### Items from a data source
|---|
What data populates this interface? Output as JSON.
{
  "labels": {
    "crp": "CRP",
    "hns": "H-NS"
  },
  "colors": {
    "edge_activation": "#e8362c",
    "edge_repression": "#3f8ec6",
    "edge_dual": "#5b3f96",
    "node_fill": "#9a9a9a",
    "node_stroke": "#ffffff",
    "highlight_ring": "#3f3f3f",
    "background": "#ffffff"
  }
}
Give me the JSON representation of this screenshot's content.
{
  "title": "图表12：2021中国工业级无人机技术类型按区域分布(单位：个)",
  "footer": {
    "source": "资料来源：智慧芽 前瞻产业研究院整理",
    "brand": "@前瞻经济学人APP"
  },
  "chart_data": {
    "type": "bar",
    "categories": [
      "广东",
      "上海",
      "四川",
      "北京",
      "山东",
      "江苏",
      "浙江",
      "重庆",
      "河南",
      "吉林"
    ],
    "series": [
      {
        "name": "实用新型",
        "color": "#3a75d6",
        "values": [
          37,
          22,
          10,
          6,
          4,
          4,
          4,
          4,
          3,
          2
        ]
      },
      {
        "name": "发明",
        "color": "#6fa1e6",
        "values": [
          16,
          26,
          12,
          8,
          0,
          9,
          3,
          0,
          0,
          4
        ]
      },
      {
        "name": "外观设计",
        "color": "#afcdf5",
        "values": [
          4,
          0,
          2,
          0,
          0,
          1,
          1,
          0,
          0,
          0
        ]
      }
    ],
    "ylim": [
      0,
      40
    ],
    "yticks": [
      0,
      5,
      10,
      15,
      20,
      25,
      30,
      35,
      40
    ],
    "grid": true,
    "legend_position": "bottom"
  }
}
|---|
### Short task
Copy the data above in full, character for character.

### Result
What data populates this interface? Output as JSON.
{
  "labels": {
    "crp": "CRP",
    "hns": "H-NS"
  },
  "colors": {
    "edge_activation": "#e8362c",
    "edge_repression": "#3f8ec6",
    "edge_dual": "#5b3f96",
    "node_fill": "#9a9a9a",
    "node_stroke": "#ffffff",
    "highlight_ring": "#3f3f3f",
    "background": "#ffffff"
  }
}
Give me the JSON representation of this screenshot's content.
{
  "title": "图表12：2021中国工业级无人机技术类型按区域分布(单位：个)",
  "footer": {
    "source": "资料来源：智慧芽 前瞻产业研究院整理",
    "brand": "@前瞻经济学人APP"
  },
  "chart_data": {
    "type": "bar",
    "categories": [
      "广东",
      "上海",
      "四川",
      "北京",
      "山东",
      "江苏",
      "浙江",
      "重庆",
      "河南",
      "吉林"
    ],
    "series": [
      {
        "name": "实用新型",
        "color": "#3a75d6",
        "values": [
          37,
          22,
          10,
          6,
          4,
          4,
          4,
          4,
          3,
          2
        ]
      },
      {
        "name": "发明",
        "color": "#6fa1e6",
        "values": [
          16,
          26,
          12,
          8,
          0,
          9,
          3,
          0,
          0,
          4
        ]
      },
      {
        "name": "外观设计",
        "color": "#afcdf5",
        "values": [
          4,
          0,
          2,
          0,
          0,
          1,
          1,
          0,
          0,
          0
        ]
      }
    ],
    "ylim": [
      0,
      40
    ],
    "yticks": [
      0,
      5,
      10,
      15,
      20,
      25,
      30,
      35,
      40
    ],
    "grid": true,
    "legend_position": "bottom"
  }
}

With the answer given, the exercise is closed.